Spatial layout entries

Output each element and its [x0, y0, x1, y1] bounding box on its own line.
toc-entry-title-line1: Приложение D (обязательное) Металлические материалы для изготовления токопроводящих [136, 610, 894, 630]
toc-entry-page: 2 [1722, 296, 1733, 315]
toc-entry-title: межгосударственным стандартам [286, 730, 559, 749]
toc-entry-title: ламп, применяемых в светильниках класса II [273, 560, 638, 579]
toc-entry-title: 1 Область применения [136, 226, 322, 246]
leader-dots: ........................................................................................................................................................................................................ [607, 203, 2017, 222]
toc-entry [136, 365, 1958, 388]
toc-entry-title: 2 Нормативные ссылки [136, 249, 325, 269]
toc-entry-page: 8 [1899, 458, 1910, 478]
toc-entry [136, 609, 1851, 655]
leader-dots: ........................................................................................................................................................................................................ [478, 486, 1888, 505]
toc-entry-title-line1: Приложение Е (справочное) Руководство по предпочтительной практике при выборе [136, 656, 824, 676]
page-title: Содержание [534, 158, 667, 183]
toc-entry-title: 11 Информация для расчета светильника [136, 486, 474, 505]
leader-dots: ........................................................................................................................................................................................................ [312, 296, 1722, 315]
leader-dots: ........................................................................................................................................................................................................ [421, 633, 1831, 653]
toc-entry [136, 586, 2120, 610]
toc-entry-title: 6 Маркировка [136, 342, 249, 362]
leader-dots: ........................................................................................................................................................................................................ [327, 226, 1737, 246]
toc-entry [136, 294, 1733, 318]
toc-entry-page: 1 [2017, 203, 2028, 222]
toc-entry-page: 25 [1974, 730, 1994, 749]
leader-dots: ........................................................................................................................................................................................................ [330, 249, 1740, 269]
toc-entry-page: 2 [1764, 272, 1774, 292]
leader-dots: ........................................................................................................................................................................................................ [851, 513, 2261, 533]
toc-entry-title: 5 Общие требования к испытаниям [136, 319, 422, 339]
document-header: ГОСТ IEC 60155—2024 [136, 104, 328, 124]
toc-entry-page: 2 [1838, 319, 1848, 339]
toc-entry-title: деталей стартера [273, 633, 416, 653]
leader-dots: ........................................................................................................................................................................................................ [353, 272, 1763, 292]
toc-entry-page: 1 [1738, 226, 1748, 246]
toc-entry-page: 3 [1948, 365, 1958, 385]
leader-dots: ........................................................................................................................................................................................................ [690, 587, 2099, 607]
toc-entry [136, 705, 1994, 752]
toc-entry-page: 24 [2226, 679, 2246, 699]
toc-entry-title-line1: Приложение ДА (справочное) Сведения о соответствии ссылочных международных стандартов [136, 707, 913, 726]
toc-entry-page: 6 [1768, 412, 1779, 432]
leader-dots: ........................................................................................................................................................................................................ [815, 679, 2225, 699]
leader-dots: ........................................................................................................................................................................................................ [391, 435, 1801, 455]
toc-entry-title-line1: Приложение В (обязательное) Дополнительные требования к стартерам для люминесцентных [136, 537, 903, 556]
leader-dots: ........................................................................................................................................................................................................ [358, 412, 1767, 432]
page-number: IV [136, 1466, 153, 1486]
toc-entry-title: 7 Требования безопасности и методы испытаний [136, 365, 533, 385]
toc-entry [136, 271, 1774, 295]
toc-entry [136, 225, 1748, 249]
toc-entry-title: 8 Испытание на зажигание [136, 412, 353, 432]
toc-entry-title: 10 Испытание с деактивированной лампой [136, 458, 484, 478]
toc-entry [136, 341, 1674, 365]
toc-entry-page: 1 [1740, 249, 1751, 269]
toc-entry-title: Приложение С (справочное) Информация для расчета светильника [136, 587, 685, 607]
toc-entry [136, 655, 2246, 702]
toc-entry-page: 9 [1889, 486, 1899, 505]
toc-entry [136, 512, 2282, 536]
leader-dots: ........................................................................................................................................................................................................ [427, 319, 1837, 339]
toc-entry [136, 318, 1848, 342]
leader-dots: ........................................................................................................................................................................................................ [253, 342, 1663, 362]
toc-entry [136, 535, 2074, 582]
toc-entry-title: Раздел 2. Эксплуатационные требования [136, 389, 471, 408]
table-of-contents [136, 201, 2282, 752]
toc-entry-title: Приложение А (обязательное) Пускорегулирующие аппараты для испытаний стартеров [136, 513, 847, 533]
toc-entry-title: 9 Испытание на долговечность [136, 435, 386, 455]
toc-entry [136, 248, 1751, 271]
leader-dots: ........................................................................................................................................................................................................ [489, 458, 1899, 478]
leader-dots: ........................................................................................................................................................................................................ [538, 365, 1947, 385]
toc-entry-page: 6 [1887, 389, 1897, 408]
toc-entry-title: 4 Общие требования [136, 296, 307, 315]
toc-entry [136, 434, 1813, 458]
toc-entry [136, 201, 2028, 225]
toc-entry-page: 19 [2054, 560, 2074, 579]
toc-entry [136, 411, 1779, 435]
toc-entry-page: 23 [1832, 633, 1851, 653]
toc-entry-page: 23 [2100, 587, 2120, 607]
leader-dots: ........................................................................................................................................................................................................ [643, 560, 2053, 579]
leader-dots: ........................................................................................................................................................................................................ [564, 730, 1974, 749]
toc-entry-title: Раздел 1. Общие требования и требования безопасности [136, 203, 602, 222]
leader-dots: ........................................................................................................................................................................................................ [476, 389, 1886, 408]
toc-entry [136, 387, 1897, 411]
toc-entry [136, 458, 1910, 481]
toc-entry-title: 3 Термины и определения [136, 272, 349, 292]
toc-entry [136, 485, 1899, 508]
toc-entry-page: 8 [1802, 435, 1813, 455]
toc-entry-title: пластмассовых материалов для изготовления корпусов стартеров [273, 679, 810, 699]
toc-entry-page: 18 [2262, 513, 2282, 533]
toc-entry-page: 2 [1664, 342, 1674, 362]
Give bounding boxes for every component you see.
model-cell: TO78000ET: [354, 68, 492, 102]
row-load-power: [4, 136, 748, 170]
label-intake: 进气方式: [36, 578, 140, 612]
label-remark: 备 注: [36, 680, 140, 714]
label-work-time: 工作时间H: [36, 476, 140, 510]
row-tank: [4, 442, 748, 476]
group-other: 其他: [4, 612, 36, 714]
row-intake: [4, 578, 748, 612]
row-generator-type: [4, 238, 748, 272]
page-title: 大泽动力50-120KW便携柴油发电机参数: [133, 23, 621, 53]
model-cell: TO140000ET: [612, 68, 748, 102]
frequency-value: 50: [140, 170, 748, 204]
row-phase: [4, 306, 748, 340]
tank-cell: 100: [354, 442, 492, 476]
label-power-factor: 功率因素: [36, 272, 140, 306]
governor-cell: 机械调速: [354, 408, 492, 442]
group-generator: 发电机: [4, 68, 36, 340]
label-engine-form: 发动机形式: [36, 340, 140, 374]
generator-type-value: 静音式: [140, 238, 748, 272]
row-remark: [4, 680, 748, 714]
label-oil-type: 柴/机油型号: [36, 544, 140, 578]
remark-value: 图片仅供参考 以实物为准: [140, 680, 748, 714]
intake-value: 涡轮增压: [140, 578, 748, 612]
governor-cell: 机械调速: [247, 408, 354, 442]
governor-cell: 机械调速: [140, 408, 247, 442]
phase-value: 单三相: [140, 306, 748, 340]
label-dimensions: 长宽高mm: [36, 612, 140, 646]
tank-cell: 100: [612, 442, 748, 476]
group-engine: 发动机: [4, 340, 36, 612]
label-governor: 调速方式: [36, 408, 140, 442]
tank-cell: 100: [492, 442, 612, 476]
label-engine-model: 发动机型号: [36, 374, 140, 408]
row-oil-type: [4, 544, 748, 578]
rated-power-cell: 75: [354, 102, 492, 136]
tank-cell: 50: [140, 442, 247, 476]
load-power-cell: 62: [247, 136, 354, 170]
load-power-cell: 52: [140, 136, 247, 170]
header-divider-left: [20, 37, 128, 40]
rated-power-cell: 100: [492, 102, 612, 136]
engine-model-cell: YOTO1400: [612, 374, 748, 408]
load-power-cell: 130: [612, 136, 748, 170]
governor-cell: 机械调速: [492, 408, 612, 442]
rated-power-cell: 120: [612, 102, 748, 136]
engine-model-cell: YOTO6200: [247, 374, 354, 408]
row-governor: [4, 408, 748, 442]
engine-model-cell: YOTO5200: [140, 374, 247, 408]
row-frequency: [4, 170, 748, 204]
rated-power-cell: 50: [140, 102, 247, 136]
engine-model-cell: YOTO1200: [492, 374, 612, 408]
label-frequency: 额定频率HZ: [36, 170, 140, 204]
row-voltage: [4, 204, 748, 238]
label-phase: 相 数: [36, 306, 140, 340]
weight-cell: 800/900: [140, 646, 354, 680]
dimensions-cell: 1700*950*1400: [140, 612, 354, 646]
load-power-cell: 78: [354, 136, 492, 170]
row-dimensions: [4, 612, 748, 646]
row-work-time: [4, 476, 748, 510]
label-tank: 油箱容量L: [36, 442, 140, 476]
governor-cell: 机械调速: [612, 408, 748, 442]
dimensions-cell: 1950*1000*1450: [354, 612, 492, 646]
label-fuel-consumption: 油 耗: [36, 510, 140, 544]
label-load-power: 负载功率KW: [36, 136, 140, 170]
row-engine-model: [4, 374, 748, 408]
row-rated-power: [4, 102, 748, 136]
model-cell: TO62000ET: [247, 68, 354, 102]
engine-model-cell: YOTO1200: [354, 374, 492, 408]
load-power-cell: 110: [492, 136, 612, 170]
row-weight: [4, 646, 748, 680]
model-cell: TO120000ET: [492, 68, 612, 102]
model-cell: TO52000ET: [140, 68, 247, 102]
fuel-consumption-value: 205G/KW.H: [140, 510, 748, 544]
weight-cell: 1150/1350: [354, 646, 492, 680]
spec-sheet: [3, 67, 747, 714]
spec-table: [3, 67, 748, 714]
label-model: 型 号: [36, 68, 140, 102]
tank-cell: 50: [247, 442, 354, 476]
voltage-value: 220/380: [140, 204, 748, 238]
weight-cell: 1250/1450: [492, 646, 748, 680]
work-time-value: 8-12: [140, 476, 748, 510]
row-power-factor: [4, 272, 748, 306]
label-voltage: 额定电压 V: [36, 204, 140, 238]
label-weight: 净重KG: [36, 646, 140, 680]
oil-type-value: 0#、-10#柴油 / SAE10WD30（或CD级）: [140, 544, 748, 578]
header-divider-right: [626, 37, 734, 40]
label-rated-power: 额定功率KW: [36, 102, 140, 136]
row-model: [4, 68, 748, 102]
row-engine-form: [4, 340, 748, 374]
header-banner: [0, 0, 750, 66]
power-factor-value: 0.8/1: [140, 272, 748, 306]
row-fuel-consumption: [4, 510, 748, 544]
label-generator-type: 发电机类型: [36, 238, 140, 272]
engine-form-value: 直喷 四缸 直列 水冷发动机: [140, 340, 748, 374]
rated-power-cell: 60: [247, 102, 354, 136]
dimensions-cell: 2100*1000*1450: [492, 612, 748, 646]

**THE REQUEST**. Reproduce the rows verbatim from the start of the rows up to and including the line containing "toc-entry-page: 2 [1722, 296, 1733, 315]".

**EXERCISE RESULT**.
Output each element and its [x0, y0, x1, y1] bounding box on its own line.
toc-entry-title-line1: Приложение D (обязательное) Металлические материалы для изготовления токопроводящих [136, 610, 894, 630]
toc-entry-page: 2 [1722, 296, 1733, 315]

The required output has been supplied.